Records:
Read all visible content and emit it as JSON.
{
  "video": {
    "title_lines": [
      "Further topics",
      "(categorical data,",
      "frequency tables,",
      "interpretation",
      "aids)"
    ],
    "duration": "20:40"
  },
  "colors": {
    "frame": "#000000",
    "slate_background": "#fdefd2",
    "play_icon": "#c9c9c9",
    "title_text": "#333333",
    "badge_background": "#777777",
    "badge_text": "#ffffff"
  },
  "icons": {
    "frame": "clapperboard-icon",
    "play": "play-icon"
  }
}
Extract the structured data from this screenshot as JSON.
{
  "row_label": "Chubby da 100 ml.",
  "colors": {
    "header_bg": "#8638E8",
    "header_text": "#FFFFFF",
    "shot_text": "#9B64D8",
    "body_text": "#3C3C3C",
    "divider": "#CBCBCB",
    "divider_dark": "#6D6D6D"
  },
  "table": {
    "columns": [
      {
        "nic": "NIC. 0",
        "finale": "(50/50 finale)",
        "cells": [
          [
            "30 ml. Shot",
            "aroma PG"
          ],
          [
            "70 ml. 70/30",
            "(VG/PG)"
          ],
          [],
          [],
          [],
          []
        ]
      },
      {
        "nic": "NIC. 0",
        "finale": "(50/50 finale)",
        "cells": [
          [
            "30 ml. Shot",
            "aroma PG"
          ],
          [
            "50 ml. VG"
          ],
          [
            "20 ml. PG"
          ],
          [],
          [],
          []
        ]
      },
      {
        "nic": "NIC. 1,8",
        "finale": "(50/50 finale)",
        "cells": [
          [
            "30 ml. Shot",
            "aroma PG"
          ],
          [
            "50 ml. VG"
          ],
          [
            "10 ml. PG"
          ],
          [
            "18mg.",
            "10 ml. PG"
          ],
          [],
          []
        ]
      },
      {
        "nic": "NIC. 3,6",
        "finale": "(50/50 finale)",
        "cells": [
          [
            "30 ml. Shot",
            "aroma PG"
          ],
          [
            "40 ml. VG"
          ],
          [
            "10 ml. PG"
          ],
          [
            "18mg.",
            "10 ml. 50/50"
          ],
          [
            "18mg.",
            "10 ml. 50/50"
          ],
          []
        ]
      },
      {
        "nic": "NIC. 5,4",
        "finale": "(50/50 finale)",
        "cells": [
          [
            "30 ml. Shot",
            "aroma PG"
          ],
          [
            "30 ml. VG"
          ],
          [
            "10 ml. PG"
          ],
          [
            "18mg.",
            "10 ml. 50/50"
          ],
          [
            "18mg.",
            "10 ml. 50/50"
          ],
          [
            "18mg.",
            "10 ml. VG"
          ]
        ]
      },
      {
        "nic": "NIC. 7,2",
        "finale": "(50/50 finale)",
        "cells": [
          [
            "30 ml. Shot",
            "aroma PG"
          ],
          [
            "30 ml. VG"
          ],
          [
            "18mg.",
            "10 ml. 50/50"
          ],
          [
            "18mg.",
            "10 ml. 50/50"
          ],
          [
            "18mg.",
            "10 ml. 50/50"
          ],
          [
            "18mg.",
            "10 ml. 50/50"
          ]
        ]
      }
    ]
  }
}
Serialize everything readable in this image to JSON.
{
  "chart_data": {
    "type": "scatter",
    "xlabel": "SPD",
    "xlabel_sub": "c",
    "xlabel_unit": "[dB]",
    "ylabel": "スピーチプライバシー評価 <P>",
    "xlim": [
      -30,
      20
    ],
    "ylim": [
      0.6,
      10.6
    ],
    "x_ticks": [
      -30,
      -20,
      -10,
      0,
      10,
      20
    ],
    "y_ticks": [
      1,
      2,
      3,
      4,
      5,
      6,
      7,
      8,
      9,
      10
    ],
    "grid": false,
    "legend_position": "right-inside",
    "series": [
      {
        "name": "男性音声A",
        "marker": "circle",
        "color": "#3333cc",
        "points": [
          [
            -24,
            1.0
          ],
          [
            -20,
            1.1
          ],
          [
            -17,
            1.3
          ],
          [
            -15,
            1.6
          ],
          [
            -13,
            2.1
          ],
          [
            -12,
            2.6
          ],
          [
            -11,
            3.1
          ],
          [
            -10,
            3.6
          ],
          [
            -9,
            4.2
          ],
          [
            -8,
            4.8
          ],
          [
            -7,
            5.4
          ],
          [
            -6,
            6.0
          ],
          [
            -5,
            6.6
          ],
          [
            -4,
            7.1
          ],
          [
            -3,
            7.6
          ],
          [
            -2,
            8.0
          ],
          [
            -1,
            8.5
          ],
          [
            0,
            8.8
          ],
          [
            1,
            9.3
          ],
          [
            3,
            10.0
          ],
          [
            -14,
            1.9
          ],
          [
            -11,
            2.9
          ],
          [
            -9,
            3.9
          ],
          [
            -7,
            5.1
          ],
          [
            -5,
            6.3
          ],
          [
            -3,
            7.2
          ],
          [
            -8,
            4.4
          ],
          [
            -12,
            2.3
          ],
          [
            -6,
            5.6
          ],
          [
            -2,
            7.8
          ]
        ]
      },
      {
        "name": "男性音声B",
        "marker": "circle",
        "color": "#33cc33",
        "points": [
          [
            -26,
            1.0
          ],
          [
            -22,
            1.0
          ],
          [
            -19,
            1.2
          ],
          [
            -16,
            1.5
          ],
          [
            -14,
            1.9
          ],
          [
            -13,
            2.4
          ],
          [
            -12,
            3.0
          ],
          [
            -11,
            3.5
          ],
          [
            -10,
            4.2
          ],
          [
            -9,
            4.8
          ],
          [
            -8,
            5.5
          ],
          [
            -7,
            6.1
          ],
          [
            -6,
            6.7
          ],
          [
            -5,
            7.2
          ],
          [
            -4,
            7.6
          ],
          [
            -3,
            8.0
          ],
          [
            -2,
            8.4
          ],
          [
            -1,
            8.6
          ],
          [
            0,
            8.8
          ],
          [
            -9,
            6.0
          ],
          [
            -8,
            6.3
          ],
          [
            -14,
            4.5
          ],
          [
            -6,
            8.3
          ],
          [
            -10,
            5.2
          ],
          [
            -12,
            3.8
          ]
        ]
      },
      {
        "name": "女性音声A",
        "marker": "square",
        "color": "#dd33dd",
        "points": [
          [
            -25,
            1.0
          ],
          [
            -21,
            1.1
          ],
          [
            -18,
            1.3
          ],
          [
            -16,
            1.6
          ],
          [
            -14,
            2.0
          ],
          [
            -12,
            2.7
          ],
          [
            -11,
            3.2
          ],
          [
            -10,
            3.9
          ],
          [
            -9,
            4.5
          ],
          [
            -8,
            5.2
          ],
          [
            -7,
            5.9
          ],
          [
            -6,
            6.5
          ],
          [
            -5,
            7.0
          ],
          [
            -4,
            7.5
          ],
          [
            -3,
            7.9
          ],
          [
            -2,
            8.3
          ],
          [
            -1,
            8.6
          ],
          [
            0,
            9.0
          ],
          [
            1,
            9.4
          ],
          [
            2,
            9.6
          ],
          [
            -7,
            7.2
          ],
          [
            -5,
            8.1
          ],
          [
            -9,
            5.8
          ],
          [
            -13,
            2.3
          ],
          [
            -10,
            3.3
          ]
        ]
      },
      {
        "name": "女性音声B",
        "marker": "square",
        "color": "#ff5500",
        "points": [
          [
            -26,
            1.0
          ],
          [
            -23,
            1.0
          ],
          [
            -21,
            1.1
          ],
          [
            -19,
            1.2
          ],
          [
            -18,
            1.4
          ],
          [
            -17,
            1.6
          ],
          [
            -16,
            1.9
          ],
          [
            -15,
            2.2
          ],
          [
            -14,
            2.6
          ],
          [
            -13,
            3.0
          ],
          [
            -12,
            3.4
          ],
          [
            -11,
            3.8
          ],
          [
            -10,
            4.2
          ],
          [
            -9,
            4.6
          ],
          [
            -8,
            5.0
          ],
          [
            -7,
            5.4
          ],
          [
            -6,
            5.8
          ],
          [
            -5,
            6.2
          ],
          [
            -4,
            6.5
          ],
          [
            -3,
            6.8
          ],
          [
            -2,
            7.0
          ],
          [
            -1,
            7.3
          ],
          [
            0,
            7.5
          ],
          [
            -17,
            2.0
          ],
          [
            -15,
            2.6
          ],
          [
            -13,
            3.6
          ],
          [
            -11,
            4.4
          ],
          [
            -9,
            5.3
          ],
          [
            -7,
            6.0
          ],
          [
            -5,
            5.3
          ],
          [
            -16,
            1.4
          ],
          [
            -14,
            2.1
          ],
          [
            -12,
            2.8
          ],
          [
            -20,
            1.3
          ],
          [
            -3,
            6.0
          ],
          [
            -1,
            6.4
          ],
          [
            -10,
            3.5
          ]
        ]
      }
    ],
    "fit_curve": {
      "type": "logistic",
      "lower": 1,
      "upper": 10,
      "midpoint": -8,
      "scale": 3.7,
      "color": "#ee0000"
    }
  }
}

Directions for this task: From the listing above, copy every line that holds the string "frame".

Response below:
    "frame": "#000000",
    "frame": "clapperboard-icon",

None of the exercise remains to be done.